## [Task instructions]
Every line of the records below should be restated exactly.

## [Information given]
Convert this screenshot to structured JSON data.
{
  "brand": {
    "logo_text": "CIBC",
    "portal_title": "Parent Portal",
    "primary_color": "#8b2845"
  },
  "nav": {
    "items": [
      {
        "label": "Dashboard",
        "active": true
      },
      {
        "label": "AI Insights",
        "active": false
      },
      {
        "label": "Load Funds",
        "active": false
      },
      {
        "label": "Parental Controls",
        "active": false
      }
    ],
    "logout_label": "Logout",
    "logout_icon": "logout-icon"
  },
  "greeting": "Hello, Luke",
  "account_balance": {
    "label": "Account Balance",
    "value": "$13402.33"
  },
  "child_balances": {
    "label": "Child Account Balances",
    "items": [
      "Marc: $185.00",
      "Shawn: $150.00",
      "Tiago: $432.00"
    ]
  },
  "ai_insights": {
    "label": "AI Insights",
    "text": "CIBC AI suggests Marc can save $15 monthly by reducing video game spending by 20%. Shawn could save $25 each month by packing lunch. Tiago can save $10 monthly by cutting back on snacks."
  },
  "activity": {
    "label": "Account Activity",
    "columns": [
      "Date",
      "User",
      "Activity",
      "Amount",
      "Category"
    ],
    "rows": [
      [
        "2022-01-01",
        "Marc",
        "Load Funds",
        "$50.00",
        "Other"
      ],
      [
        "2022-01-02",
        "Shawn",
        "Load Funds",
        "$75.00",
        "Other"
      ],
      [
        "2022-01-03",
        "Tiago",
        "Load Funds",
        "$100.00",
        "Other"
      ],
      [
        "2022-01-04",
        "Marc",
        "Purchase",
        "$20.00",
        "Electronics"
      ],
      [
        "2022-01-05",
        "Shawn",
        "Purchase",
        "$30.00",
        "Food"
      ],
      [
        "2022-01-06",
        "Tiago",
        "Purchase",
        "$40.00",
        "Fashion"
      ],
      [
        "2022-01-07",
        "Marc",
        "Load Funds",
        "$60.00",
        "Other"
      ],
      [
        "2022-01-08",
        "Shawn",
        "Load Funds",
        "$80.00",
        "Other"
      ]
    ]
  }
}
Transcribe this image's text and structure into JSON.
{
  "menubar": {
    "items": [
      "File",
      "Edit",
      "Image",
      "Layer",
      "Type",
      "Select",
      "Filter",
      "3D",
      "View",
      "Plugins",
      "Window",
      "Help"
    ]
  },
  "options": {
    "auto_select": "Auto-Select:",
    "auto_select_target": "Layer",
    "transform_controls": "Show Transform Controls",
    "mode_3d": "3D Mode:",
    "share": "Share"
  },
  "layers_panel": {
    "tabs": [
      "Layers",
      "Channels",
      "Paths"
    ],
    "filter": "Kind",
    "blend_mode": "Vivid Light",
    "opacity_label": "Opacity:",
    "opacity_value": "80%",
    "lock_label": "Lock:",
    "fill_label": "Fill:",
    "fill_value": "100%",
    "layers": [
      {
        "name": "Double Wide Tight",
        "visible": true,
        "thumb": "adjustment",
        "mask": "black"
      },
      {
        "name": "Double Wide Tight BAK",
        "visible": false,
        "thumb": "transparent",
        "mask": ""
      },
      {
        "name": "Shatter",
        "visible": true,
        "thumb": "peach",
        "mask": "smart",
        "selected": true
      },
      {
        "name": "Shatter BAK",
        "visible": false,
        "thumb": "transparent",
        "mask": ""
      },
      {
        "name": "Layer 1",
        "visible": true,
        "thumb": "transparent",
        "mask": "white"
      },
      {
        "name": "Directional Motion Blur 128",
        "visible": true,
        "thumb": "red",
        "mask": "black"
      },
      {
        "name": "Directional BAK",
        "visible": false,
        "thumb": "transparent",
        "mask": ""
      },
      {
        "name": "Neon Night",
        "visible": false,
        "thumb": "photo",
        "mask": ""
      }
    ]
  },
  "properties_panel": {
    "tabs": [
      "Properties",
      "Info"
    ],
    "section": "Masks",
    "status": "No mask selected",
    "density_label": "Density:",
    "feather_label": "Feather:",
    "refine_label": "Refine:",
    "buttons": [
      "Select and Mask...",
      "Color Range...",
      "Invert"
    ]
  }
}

## [Problem solution]
Convert this screenshot to structured JSON data.
{
  "brand": {
    "logo_text": "CIBC",
    "portal_title": "Parent Portal",
    "primary_color": "#8b2845"
  },
  "nav": {
    "items": [
      {
        "label": "Dashboard",
        "active": true
      },
      {
        "label": "AI Insights",
        "active": false
      },
      {
        "label": "Load Funds",
        "active": false
      },
      {
        "label": "Parental Controls",
        "active": false
      }
    ],
    "logout_label": "Logout",
    "logout_icon": "logout-icon"
  },
  "greeting": "Hello, Luke",
  "account_balance": {
    "label": "Account Balance",
    "value": "$13402.33"
  },
  "child_balances": {
    "label": "Child Account Balances",
    "items": [
      "Marc: $185.00",
      "Shawn: $150.00",
      "Tiago: $432.00"
    ]
  },
  "ai_insights": {
    "label": "AI Insights",
    "text": "CIBC AI suggests Marc can save $15 monthly by reducing video game spending by 20%. Shawn could save $25 each month by packing lunch. Tiago can save $10 monthly by cutting back on snacks."
  },
  "activity": {
    "label": "Account Activity",
    "columns": [
      "Date",
      "User",
      "Activity",
      "Amount",
      "Category"
    ],
    "rows": [
      [
        "2022-01-01",
        "Marc",
        "Load Funds",
        "$50.00",
        "Other"
      ],
      [
        "2022-01-02",
        "Shawn",
        "Load Funds",
        "$75.00",
        "Other"
      ],
      [
        "2022-01-03",
        "Tiago",
        "Load Funds",
        "$100.00",
        "Other"
      ],
      [
        "2022-01-04",
        "Marc",
        "Purchase",
        "$20.00",
        "Electronics"
      ],
      [
        "2022-01-05",
        "Shawn",
        "Purchase",
        "$30.00",
        "Food"
      ],
      [
        "2022-01-06",
        "Tiago",
        "Purchase",
        "$40.00",
        "Fashion"
      ],
      [
        "2022-01-07",
        "Marc",
        "Load Funds",
        "$60.00",
        "Other"
      ],
      [
        "2022-01-08",
        "Shawn",
        "Load Funds",
        "$80.00",
        "Other"
      ]
    ]
  }
}
Transcribe this image's text and structure into JSON.
{
  "menubar": {
    "items": [
      "File",
      "Edit",
      "Image",
      "Layer",
      "Type",
      "Select",
      "Filter",
      "3D",
      "View",
      "Plugins",
      "Window",
      "Help"
    ]
  },
  "options": {
    "auto_select": "Auto-Select:",
    "auto_select_target": "Layer",
    "transform_controls": "Show Transform Controls",
    "mode_3d": "3D Mode:",
    "share": "Share"
  },
  "layers_panel": {
    "tabs": [
      "Layers",
      "Channels",
      "Paths"
    ],
    "filter": "Kind",
    "blend_mode": "Vivid Light",
    "opacity_label": "Opacity:",
    "opacity_value": "80%",
    "lock_label": "Lock:",
    "fill_label": "Fill:",
    "fill_value": "100%",
    "layers": [
      {
        "name": "Double Wide Tight",
        "visible": true,
        "thumb": "adjustment",
        "mask": "black"
      },
      {
        "name": "Double Wide Tight BAK",
        "visible": false,
        "thumb": "transparent",
        "mask": ""
      },
      {
        "name": "Shatter",
        "visible": true,
        "thumb": "peach",
        "mask": "smart",
        "selected": true
      },
      {
        "name": "Shatter BAK",
        "visible": false,
        "thumb": "transparent",
        "mask": ""
      },
      {
        "name": "Layer 1",
        "visible": true,
        "thumb": "transparent",
        "mask": "white"
      },
      {
        "name": "Directional Motion Blur 128",
        "visible": true,
        "thumb": "red",
        "mask": "black"
      },
      {
        "name": "Directional BAK",
        "visible": false,
        "thumb": "transparent",
        "mask": ""
      },
      {
        "name": "Neon Night",
        "visible": false,
        "thumb": "photo",
        "mask": ""
      }
    ]
  },
  "properties_panel": {
    "tabs": [
      "Properties",
      "Info"
    ],
    "section": "Masks",
    "status": "No mask selected",
    "density_label": "Density:",
    "feather_label": "Feather:",
    "refine_label": "Refine:",
    "buttons": [
      "Select and Mask...",
      "Color Range...",
      "Invert"
    ]
  }
}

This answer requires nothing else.